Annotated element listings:
################

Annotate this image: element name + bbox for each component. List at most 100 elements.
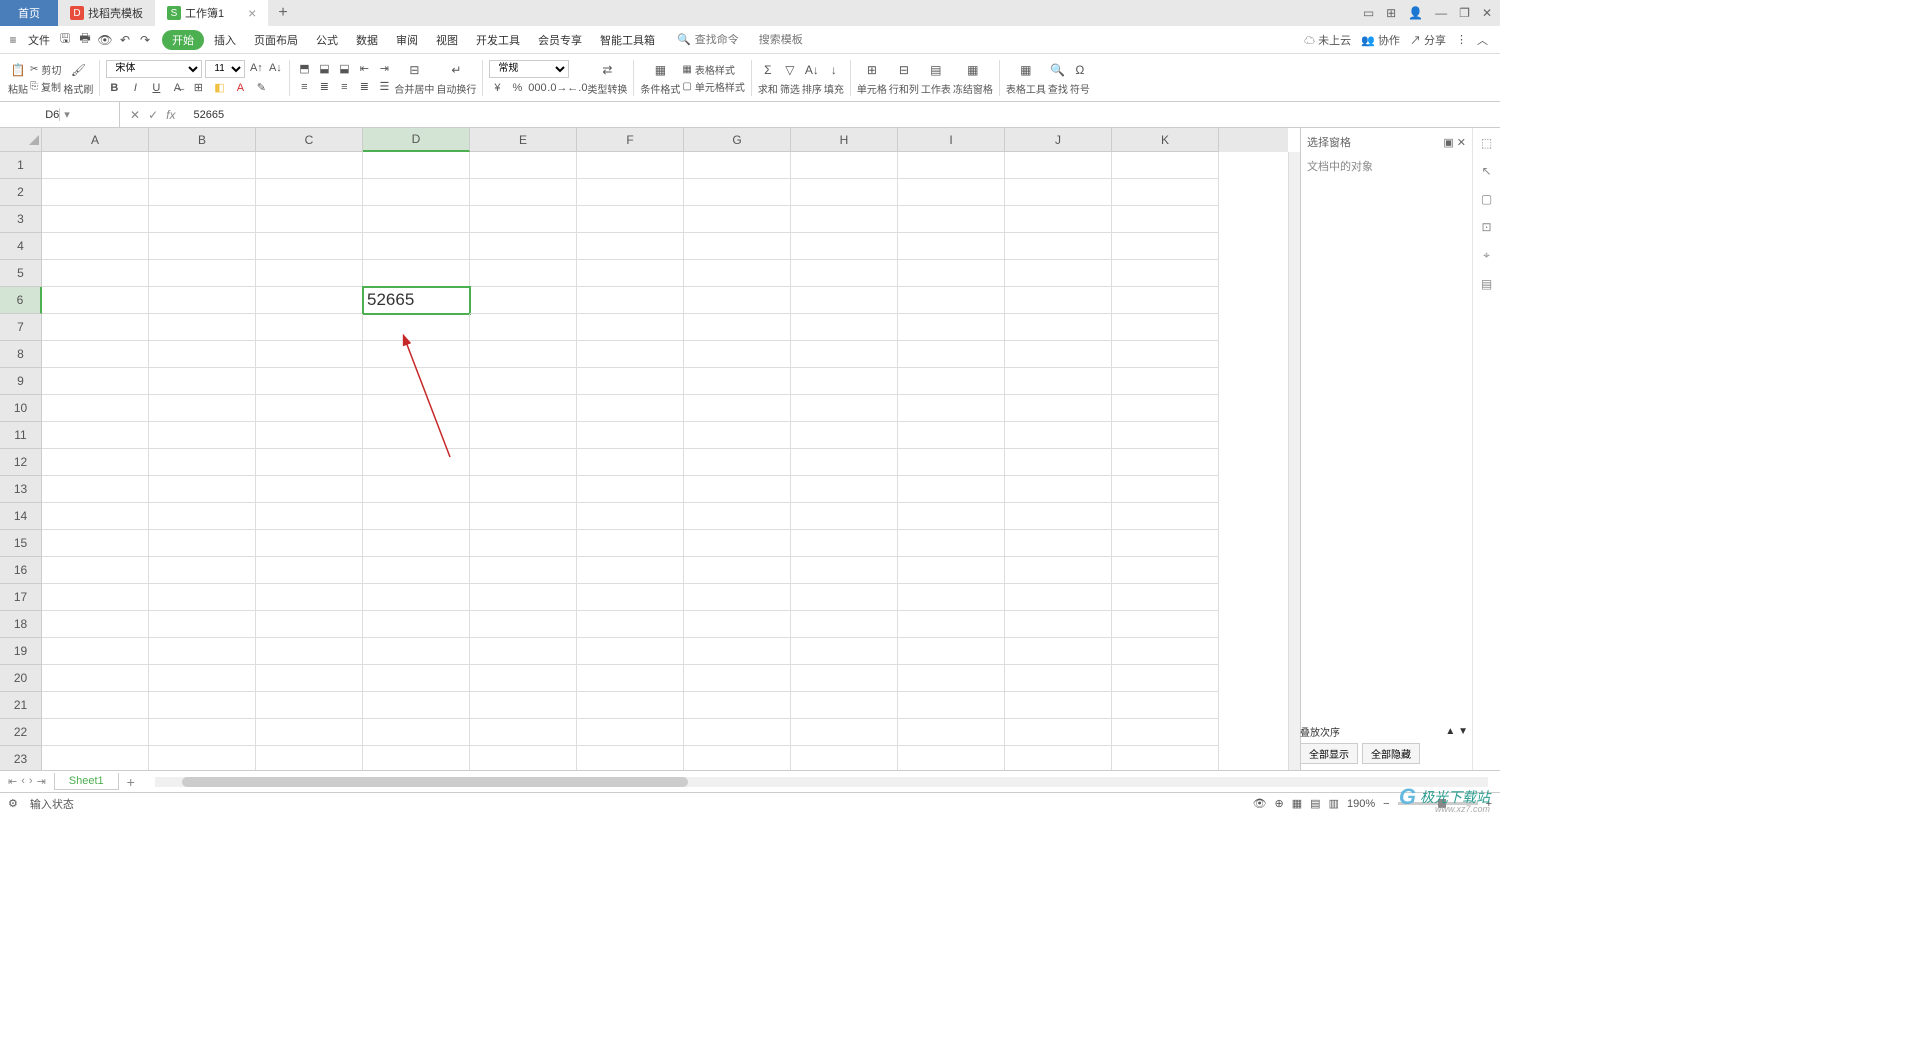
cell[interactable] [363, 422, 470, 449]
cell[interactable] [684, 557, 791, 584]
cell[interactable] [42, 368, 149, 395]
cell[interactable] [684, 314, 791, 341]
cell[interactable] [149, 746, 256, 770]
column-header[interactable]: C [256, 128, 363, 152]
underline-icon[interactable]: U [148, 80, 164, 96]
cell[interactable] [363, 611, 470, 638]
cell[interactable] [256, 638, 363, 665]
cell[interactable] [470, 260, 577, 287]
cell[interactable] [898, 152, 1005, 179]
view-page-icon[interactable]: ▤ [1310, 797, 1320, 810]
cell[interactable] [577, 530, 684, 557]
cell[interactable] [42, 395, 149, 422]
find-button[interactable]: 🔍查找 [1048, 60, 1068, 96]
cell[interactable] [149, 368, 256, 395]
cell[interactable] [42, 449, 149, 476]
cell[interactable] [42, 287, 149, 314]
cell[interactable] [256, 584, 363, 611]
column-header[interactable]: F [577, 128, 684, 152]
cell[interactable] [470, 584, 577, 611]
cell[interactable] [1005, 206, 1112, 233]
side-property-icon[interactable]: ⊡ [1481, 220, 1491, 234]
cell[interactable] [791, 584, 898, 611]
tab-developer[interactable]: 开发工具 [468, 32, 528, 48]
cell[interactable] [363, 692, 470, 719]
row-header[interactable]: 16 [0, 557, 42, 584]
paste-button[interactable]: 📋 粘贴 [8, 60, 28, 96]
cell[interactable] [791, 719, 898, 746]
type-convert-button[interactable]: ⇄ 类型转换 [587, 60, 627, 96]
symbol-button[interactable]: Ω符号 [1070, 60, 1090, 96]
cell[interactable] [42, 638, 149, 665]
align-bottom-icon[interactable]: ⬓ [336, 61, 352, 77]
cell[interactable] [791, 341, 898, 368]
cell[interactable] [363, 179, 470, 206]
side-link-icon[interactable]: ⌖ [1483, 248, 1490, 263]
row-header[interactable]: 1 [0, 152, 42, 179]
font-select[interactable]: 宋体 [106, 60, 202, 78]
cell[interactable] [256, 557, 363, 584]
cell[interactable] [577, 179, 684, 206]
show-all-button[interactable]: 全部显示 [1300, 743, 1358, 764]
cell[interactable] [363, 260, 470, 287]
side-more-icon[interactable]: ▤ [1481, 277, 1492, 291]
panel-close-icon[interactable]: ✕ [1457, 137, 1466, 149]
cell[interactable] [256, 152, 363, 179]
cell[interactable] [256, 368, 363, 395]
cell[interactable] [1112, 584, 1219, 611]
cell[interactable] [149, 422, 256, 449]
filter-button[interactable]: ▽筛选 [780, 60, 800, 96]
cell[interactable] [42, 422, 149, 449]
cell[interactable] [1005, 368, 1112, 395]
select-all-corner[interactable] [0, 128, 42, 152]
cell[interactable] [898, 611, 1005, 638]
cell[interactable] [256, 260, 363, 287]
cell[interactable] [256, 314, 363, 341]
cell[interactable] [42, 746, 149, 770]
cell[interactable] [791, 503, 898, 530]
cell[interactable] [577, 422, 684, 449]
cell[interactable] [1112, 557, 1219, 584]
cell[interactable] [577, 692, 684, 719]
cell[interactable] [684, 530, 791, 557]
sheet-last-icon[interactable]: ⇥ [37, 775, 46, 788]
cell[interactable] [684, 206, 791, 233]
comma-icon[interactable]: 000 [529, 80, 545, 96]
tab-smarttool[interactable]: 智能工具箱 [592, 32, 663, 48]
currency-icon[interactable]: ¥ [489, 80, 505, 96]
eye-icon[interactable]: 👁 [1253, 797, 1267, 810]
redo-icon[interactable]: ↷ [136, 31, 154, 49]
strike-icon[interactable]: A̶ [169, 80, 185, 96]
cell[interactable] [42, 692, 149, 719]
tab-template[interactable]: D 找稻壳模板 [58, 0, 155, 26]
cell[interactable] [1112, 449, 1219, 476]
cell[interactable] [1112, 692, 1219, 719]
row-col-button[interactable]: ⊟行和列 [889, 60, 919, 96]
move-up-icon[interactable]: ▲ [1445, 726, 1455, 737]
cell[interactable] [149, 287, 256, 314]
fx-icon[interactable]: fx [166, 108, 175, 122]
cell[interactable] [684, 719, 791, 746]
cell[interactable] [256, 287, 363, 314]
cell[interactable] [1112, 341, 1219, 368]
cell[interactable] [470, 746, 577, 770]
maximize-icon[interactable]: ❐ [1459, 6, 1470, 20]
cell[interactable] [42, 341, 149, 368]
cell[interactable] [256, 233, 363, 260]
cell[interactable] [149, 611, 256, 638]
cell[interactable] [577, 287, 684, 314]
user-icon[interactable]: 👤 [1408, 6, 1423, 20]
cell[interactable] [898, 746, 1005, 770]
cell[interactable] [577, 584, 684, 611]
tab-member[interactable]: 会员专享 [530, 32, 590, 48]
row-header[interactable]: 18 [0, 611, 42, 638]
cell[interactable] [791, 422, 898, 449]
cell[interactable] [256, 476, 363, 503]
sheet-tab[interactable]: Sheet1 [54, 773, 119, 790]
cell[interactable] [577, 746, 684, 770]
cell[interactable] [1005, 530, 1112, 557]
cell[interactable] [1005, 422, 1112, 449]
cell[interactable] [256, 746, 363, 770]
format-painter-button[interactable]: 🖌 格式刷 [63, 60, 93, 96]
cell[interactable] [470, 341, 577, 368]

################

* _Aim_: Repeat the lines from the one containing "cell[interactable] [363, 422, 470, 449]" to the one containing "cell[interactable] [42, 449, 149, 476]", both included, without any change.

* _Worked answer_:
cell[interactable] [363, 422, 470, 449]
cell[interactable] [684, 557, 791, 584]
cell[interactable] [42, 368, 149, 395]
cell[interactable] [684, 314, 791, 341]
cell[interactable] [149, 746, 256, 770]
column-header[interactable]: C [256, 128, 363, 152]
underline-icon[interactable]: U [148, 80, 164, 96]
cell[interactable] [363, 611, 470, 638]
cell[interactable] [256, 638, 363, 665]
cell[interactable] [470, 260, 577, 287]
cell[interactable] [898, 152, 1005, 179]
view-page-icon[interactable]: ▤ [1310, 797, 1320, 810]
cell[interactable] [577, 530, 684, 557]
cell[interactable] [42, 395, 149, 422]
find-button[interactable]: 🔍查找 [1048, 60, 1068, 96]
cell[interactable] [149, 368, 256, 395]
cell[interactable] [42, 449, 149, 476]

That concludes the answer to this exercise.